Written request:
Find each line holding the word "name" and give the total alone.

The input:
— Start —

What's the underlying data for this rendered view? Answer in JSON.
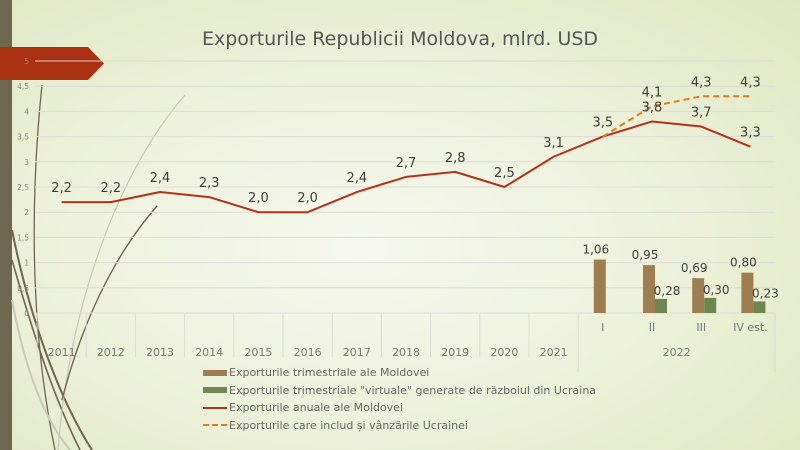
{
  "chart_data": {
    "type": "bar+line",
    "title": "Exporturile Republicii Moldova, mlrd. USD",
    "ylim": [
      0,
      5
    ],
    "yticks": [
      "0",
      "0,5",
      "1",
      "1,5",
      "2",
      "2,5",
      "3",
      "3,5",
      "4",
      "4,5",
      "5"
    ],
    "ytick_values": [
      0,
      0.5,
      1,
      1.5,
      2,
      2.5,
      3,
      3.5,
      4,
      4.5,
      5
    ],
    "grid": true,
    "categories": [
      "2011",
      "2012",
      "2013",
      "2014",
      "2015",
      "2016",
      "2017",
      "2018",
      "2019",
      "2020",
      "2021",
      "I",
      "II",
      "III",
      "IV est."
    ],
    "group_label": "2022",
    "legend_position": "bottom",
    "series": [
      {
        "name": "Exporturile trimestriale ale Moldovei",
        "kind": "bar",
        "color": "#9E7D50",
        "values": [
          null,
          null,
          null,
          null,
          null,
          null,
          null,
          null,
          null,
          null,
          null,
          1.06,
          0.95,
          0.69,
          0.8
        ],
        "labels": [
          null,
          null,
          null,
          null,
          null,
          null,
          null,
          null,
          null,
          null,
          null,
          "1,06",
          "0,95",
          "0,69",
          "0,80"
        ]
      },
      {
        "name": "Exporturile trimestriale \"virtuale\" generate de războiul din Ucraina",
        "kind": "bar",
        "color": "#6E8650",
        "values": [
          null,
          null,
          null,
          null,
          null,
          null,
          null,
          null,
          null,
          null,
          null,
          null,
          0.28,
          0.3,
          0.23
        ],
        "labels": [
          null,
          null,
          null,
          null,
          null,
          null,
          null,
          null,
          null,
          null,
          null,
          null,
          "0,28",
          "0,30",
          "0,23"
        ]
      },
      {
        "name": "Exporturile anuale ale Moldovei",
        "kind": "line",
        "color": "#B5321A",
        "values": [
          2.2,
          2.2,
          2.4,
          2.3,
          2.0,
          2.0,
          2.4,
          2.7,
          2.8,
          2.5,
          3.1,
          3.5,
          3.8,
          3.7,
          3.3
        ],
        "labels": [
          "2,2",
          "2,2",
          "2,4",
          "2,3",
          "2,0",
          "2,0",
          "2,4",
          "2,7",
          "2,8",
          "2,5",
          "3,1",
          "3,5",
          "3,8",
          "3,7",
          "3,3"
        ]
      },
      {
        "name": "Exporturile care includ și vânzările Ucrainei",
        "kind": "dashed-line",
        "color": "#E07B1F",
        "values": [
          null,
          null,
          null,
          null,
          null,
          null,
          null,
          null,
          null,
          null,
          null,
          3.5,
          4.1,
          4.3,
          4.3
        ],
        "labels": [
          null,
          null,
          null,
          null,
          null,
          null,
          null,
          null,
          null,
          null,
          null,
          null,
          "4,1",
          "4,3",
          "4,3"
        ]
      }
    ]
  },
  "theme": {
    "banner": "#A93010",
    "sidebar": "#6F6650",
    "grid": "#dcdcd6",
    "axis_text": "#777777",
    "label_text": "#404040"
  }
}
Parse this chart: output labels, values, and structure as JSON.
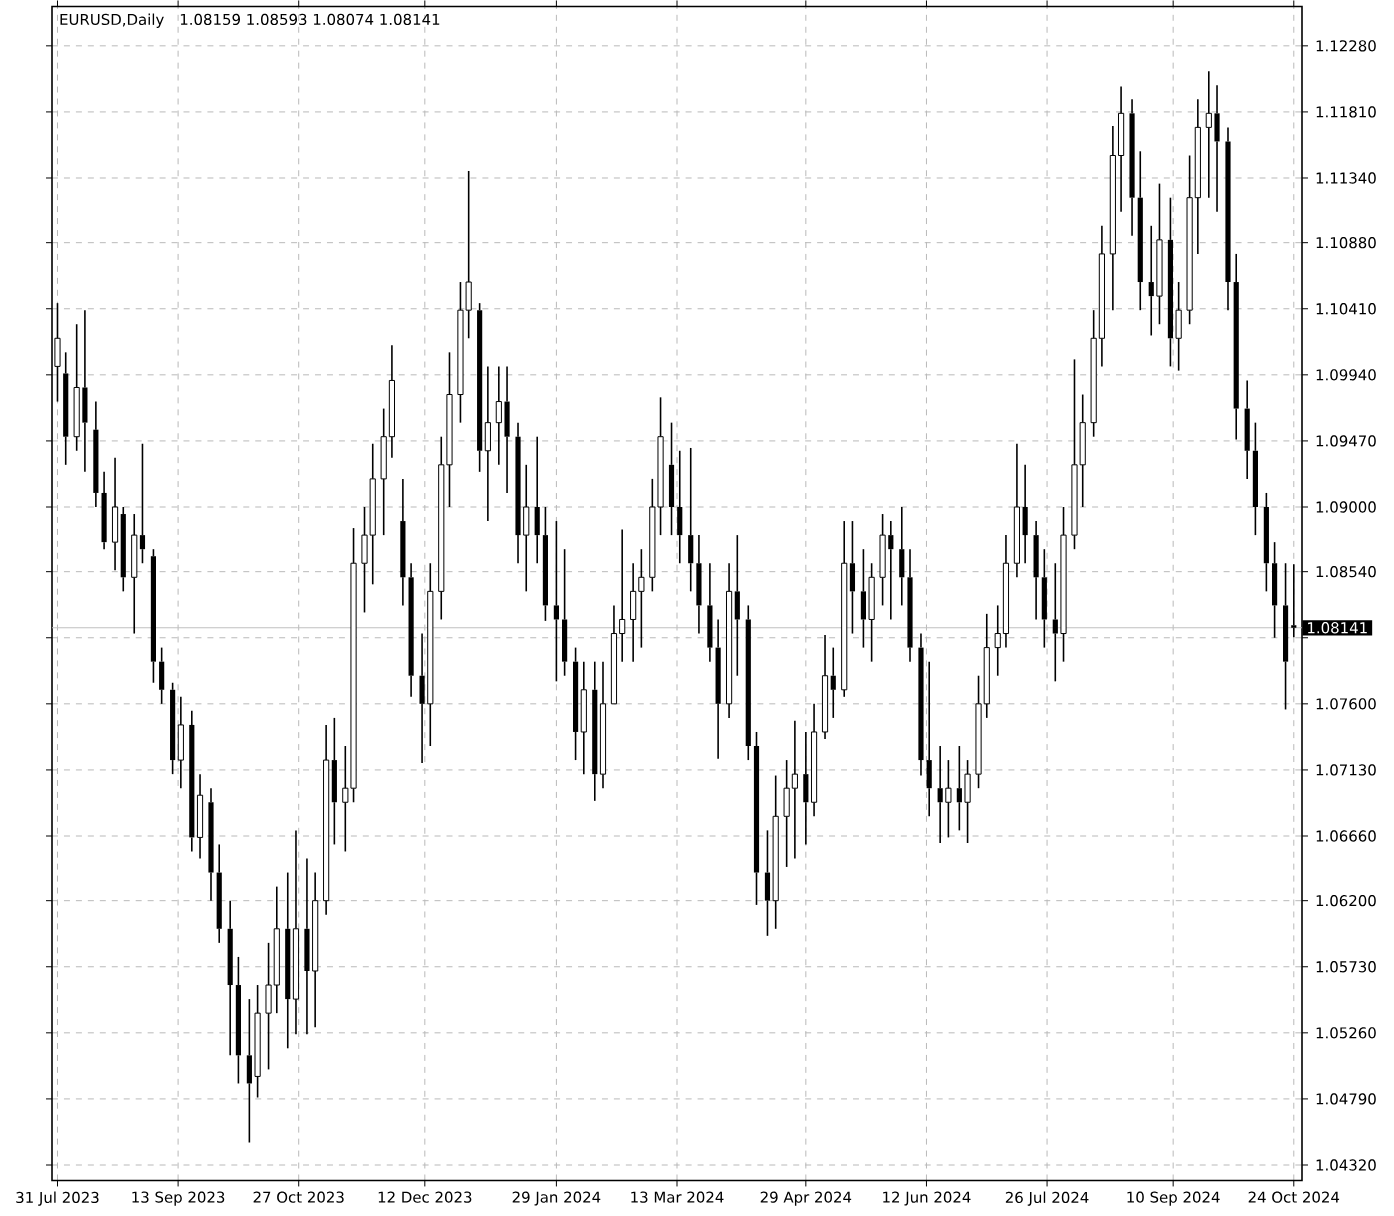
{
  "chart_data": {
    "type": "candlestick",
    "title": "EURUSD,Daily",
    "subtitle": "1.08159 1.08593 1.08074 1.08141",
    "color": "#000000",
    "grid": true,
    "xlim": [
      "2023-07-29",
      "2024-10-27"
    ],
    "xticks": [
      {
        "value": "2023-07-31",
        "label": "31 Jul 2023"
      },
      {
        "value": "2023-09-13",
        "label": "13 Sep 2023"
      },
      {
        "value": "2023-10-27",
        "label": "27 Oct 2023"
      },
      {
        "value": "2023-12-12",
        "label": "12 Dec 2023"
      },
      {
        "value": "2024-01-29",
        "label": "29 Jan 2024"
      },
      {
        "value": "2024-03-13",
        "label": "13 Mar 2024"
      },
      {
        "value": "2024-04-29",
        "label": "29 Apr 2024"
      },
      {
        "value": "2024-06-12",
        "label": "12 Jun 2024"
      },
      {
        "value": "2024-07-26",
        "label": "26 Jul 2024"
      },
      {
        "value": "2024-09-10",
        "label": "10 Sep 2024"
      },
      {
        "value": "2024-10-24",
        "label": "24 Oct 2024"
      }
    ],
    "ylim": [
      1.0421,
      1.1256
    ],
    "yticks": [
      {
        "value": 1.0432,
        "label": "1.04320"
      },
      {
        "value": 1.0479,
        "label": "1.04790"
      },
      {
        "value": 1.0526,
        "label": "1.05260"
      },
      {
        "value": 1.0573,
        "label": "1.05730"
      },
      {
        "value": 1.062,
        "label": "1.06200"
      },
      {
        "value": 1.0666,
        "label": "1.06660"
      },
      {
        "value": 1.0713,
        "label": "1.07130"
      },
      {
        "value": 1.076,
        "label": "1.07600"
      },
      {
        "value": 1.0807,
        "label": null
      },
      {
        "value": 1.0854,
        "label": "1.08540"
      },
      {
        "value": 1.09,
        "label": "1.09000"
      },
      {
        "value": 1.0947,
        "label": "1.09470"
      },
      {
        "value": 1.0994,
        "label": "1.09940"
      },
      {
        "value": 1.1041,
        "label": "1.10410"
      },
      {
        "value": 1.1088,
        "label": "1.10880"
      },
      {
        "value": 1.1134,
        "label": "1.11340"
      },
      {
        "value": 1.1181,
        "label": "1.11810"
      },
      {
        "value": 1.1228,
        "label": "1.12280"
      }
    ],
    "ref_lines": [
      {
        "axis": "y",
        "value": 1.08141,
        "label": "1.08141",
        "color": "#c0c0c0"
      }
    ],
    "x": [
      "2023-07-31",
      "2023-08-03",
      "2023-08-07",
      "2023-08-10",
      "2023-08-14",
      "2023-08-17",
      "2023-08-21",
      "2023-08-24",
      "2023-08-28",
      "2023-08-31",
      "2023-09-04",
      "2023-09-07",
      "2023-09-11",
      "2023-09-14",
      "2023-09-18",
      "2023-09-21",
      "2023-09-25",
      "2023-09-28",
      "2023-10-02",
      "2023-10-05",
      "2023-10-09",
      "2023-10-12",
      "2023-10-16",
      "2023-10-19",
      "2023-10-23",
      "2023-10-26",
      "2023-10-30",
      "2023-11-02",
      "2023-11-06",
      "2023-11-09",
      "2023-11-13",
      "2023-11-16",
      "2023-11-20",
      "2023-11-23",
      "2023-11-27",
      "2023-11-30",
      "2023-12-04",
      "2023-12-07",
      "2023-12-11",
      "2023-12-14",
      "2023-12-18",
      "2023-12-21",
      "2023-12-25",
      "2023-12-28",
      "2024-01-01",
      "2024-01-04",
      "2024-01-08",
      "2024-01-11",
      "2024-01-15",
      "2024-01-18",
      "2024-01-22",
      "2024-01-25",
      "2024-01-29",
      "2024-02-01",
      "2024-02-05",
      "2024-02-08",
      "2024-02-12",
      "2024-02-15",
      "2024-02-19",
      "2024-02-22",
      "2024-02-26",
      "2024-02-29",
      "2024-03-04",
      "2024-03-07",
      "2024-03-11",
      "2024-03-14",
      "2024-03-18",
      "2024-03-21",
      "2024-03-25",
      "2024-03-28",
      "2024-04-01",
      "2024-04-04",
      "2024-04-08",
      "2024-04-11",
      "2024-04-15",
      "2024-04-18",
      "2024-04-22",
      "2024-04-25",
      "2024-04-29",
      "2024-05-02",
      "2024-05-06",
      "2024-05-09",
      "2024-05-13",
      "2024-05-16",
      "2024-05-20",
      "2024-05-23",
      "2024-05-27",
      "2024-05-30",
      "2024-06-03",
      "2024-06-06",
      "2024-06-10",
      "2024-06-13",
      "2024-06-17",
      "2024-06-20",
      "2024-06-24",
      "2024-06-27",
      "2024-07-01",
      "2024-07-04",
      "2024-07-08",
      "2024-07-11",
      "2024-07-15",
      "2024-07-18",
      "2024-07-22",
      "2024-07-25",
      "2024-07-29",
      "2024-08-01",
      "2024-08-05",
      "2024-08-08",
      "2024-08-12",
      "2024-08-15",
      "2024-08-19",
      "2024-08-22",
      "2024-08-26",
      "2024-08-29",
      "2024-09-02",
      "2024-09-05",
      "2024-09-09",
      "2024-09-12",
      "2024-09-16",
      "2024-09-19",
      "2024-09-23",
      "2024-09-26",
      "2024-09-30",
      "2024-10-03",
      "2024-10-07",
      "2024-10-10",
      "2024-10-14",
      "2024-10-17",
      "2024-10-21",
      "2024-10-24"
    ],
    "ohlc": [
      [
        1.1,
        1.1045,
        1.0975,
        1.102
      ],
      [
        1.0995,
        1.101,
        1.093,
        1.095
      ],
      [
        1.095,
        1.103,
        1.094,
        1.0985
      ],
      [
        1.0985,
        1.104,
        1.0925,
        1.096
      ],
      [
        1.0955,
        1.0975,
        1.09,
        1.091
      ],
      [
        1.091,
        1.0925,
        1.087,
        1.0875
      ],
      [
        1.0875,
        1.0935,
        1.0855,
        1.09
      ],
      [
        1.0895,
        1.09,
        1.084,
        1.085
      ],
      [
        1.085,
        1.0895,
        1.081,
        1.088
      ],
      [
        1.088,
        1.0945,
        1.086,
        1.087
      ],
      [
        1.0865,
        1.087,
        1.0775,
        1.079
      ],
      [
        1.079,
        1.08,
        1.076,
        1.077
      ],
      [
        1.077,
        1.0775,
        1.071,
        1.072
      ],
      [
        1.072,
        1.0765,
        1.07,
        1.0745
      ],
      [
        1.0745,
        1.0755,
        1.0655,
        1.0665
      ],
      [
        1.0665,
        1.071,
        1.065,
        1.0695
      ],
      [
        1.069,
        1.07,
        1.062,
        1.064
      ],
      [
        1.064,
        1.066,
        1.059,
        1.06
      ],
      [
        1.06,
        1.062,
        1.051,
        1.056
      ],
      [
        1.056,
        1.058,
        1.049,
        1.051
      ],
      [
        1.051,
        1.055,
        1.0448,
        1.049
      ],
      [
        1.0495,
        1.056,
        1.048,
        1.054
      ],
      [
        1.054,
        1.059,
        1.05,
        1.056
      ],
      [
        1.056,
        1.063,
        1.054,
        1.06
      ],
      [
        1.06,
        1.064,
        1.0515,
        1.055
      ],
      [
        1.055,
        1.067,
        1.0525,
        1.06
      ],
      [
        1.06,
        1.065,
        1.0525,
        1.057
      ],
      [
        1.057,
        1.064,
        1.053,
        1.062
      ],
      [
        1.062,
        1.0745,
        1.061,
        1.072
      ],
      [
        1.072,
        1.075,
        1.066,
        1.069
      ],
      [
        1.069,
        1.073,
        1.0655,
        1.07
      ],
      [
        1.07,
        1.0885,
        1.069,
        1.086
      ],
      [
        1.086,
        1.09,
        1.0825,
        1.088
      ],
      [
        1.088,
        1.0945,
        1.0845,
        1.092
      ],
      [
        1.092,
        1.097,
        1.088,
        1.095
      ],
      [
        1.095,
        1.1015,
        1.0935,
        1.099
      ],
      [
        1.089,
        1.092,
        1.083,
        1.085
      ],
      [
        1.085,
        1.086,
        1.0765,
        1.078
      ],
      [
        1.078,
        1.081,
        1.0718,
        1.076
      ],
      [
        1.076,
        1.086,
        1.073,
        1.084
      ],
      [
        1.084,
        1.095,
        1.082,
        1.093
      ],
      [
        1.093,
        1.101,
        1.09,
        1.098
      ],
      [
        1.098,
        1.106,
        1.096,
        1.104
      ],
      [
        1.104,
        1.1139,
        1.102,
        1.106
      ],
      [
        1.104,
        1.1045,
        1.0925,
        1.094
      ],
      [
        1.094,
        1.1,
        1.089,
        1.096
      ],
      [
        1.096,
        1.1,
        1.093,
        1.0975
      ],
      [
        1.0975,
        1.1,
        1.091,
        1.095
      ],
      [
        1.095,
        1.096,
        1.086,
        1.088
      ],
      [
        1.088,
        1.093,
        1.084,
        1.09
      ],
      [
        1.09,
        1.095,
        1.086,
        1.088
      ],
      [
        1.088,
        1.09,
        1.0819,
        1.083
      ],
      [
        1.083,
        1.089,
        1.0776,
        1.082
      ],
      [
        1.082,
        1.087,
        1.078,
        1.079
      ],
      [
        1.079,
        1.08,
        1.072,
        1.074
      ],
      [
        1.074,
        1.079,
        1.071,
        1.077
      ],
      [
        1.077,
        1.079,
        1.0691,
        1.071
      ],
      [
        1.071,
        1.079,
        1.07,
        1.076
      ],
      [
        1.076,
        1.083,
        1.076,
        1.081
      ],
      [
        1.081,
        1.0884,
        1.079,
        1.082
      ],
      [
        1.082,
        1.086,
        1.079,
        1.084
      ],
      [
        1.084,
        1.087,
        1.08,
        1.085
      ],
      [
        1.085,
        1.092,
        1.084,
        1.09
      ],
      [
        1.09,
        1.0978,
        1.088,
        1.095
      ],
      [
        1.093,
        1.096,
        1.088,
        1.09
      ],
      [
        1.09,
        1.094,
        1.086,
        1.088
      ],
      [
        1.088,
        1.0942,
        1.084,
        1.086
      ],
      [
        1.086,
        1.088,
        1.081,
        1.083
      ],
      [
        1.083,
        1.086,
        1.079,
        1.08
      ],
      [
        1.08,
        1.082,
        1.0721,
        1.076
      ],
      [
        1.076,
        1.086,
        1.075,
        1.084
      ],
      [
        1.084,
        1.088,
        1.078,
        1.082
      ],
      [
        1.082,
        1.083,
        1.072,
        1.073
      ],
      [
        1.073,
        1.074,
        1.0617,
        1.064
      ],
      [
        1.064,
        1.067,
        1.0595,
        1.062
      ],
      [
        1.062,
        1.0709,
        1.06,
        1.068
      ],
      [
        1.068,
        1.072,
        1.0644,
        1.07
      ],
      [
        1.07,
        1.0748,
        1.065,
        1.071
      ],
      [
        1.071,
        1.074,
        1.066,
        1.069
      ],
      [
        1.069,
        1.076,
        1.068,
        1.074
      ],
      [
        1.074,
        1.0809,
        1.0735,
        1.078
      ],
      [
        1.078,
        1.08,
        1.075,
        1.077
      ],
      [
        1.077,
        1.089,
        1.0765,
        1.086
      ],
      [
        1.086,
        1.089,
        1.081,
        1.084
      ],
      [
        1.084,
        1.087,
        1.08,
        1.082
      ],
      [
        1.082,
        1.086,
        1.079,
        1.085
      ],
      [
        1.085,
        1.0895,
        1.083,
        1.088
      ],
      [
        1.088,
        1.089,
        1.082,
        1.087
      ],
      [
        1.087,
        1.09,
        1.083,
        1.085
      ],
      [
        1.085,
        1.087,
        1.079,
        1.08
      ],
      [
        1.08,
        1.081,
        1.0709,
        1.072
      ],
      [
        1.072,
        1.079,
        1.068,
        1.07
      ],
      [
        1.07,
        1.073,
        1.0661,
        1.069
      ],
      [
        1.069,
        1.072,
        1.0665,
        1.07
      ],
      [
        1.07,
        1.073,
        1.067,
        1.069
      ],
      [
        1.069,
        1.072,
        1.0661,
        1.071
      ],
      [
        1.071,
        1.078,
        1.07,
        1.076
      ],
      [
        1.076,
        1.0824,
        1.075,
        1.08
      ],
      [
        1.08,
        1.083,
        1.078,
        1.081
      ],
      [
        1.081,
        1.088,
        1.08,
        1.086
      ],
      [
        1.086,
        1.0945,
        1.085,
        1.09
      ],
      [
        1.09,
        1.093,
        1.086,
        1.088
      ],
      [
        1.088,
        1.089,
        1.082,
        1.085
      ],
      [
        1.085,
        1.087,
        1.08,
        1.082
      ],
      [
        1.082,
        1.086,
        1.0776,
        1.081
      ],
      [
        1.081,
        1.09,
        1.079,
        1.088
      ],
      [
        1.088,
        1.1005,
        1.087,
        1.093
      ],
      [
        1.093,
        1.098,
        1.09,
        1.096
      ],
      [
        1.096,
        1.104,
        1.095,
        1.102
      ],
      [
        1.102,
        1.11,
        1.1,
        1.108
      ],
      [
        1.108,
        1.1171,
        1.104,
        1.115
      ],
      [
        1.115,
        1.1199,
        1.111,
        1.118
      ],
      [
        1.118,
        1.119,
        1.1093,
        1.112
      ],
      [
        1.112,
        1.1153,
        1.104,
        1.106
      ],
      [
        1.106,
        1.11,
        1.1022,
        1.105
      ],
      [
        1.105,
        1.113,
        1.103,
        1.109
      ],
      [
        1.109,
        1.112,
        1.1,
        1.102
      ],
      [
        1.102,
        1.106,
        1.0997,
        1.104
      ],
      [
        1.104,
        1.115,
        1.103,
        1.112
      ],
      [
        1.112,
        1.119,
        1.108,
        1.117
      ],
      [
        1.117,
        1.121,
        1.112,
        1.118
      ],
      [
        1.118,
        1.12,
        1.111,
        1.116
      ],
      [
        1.116,
        1.117,
        1.104,
        1.106
      ],
      [
        1.106,
        1.108,
        1.0948,
        1.097
      ],
      [
        1.097,
        1.099,
        1.092,
        1.094
      ],
      [
        1.094,
        1.096,
        1.088,
        1.09
      ],
      [
        1.09,
        1.091,
        1.084,
        1.086
      ],
      [
        1.086,
        1.0875,
        1.0807,
        1.083
      ],
      [
        1.083,
        1.086,
        1.0756,
        1.079
      ],
      [
        1.08159,
        1.08593,
        1.08074,
        1.08141
      ]
    ]
  }
}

— End —

Exercise solution:
4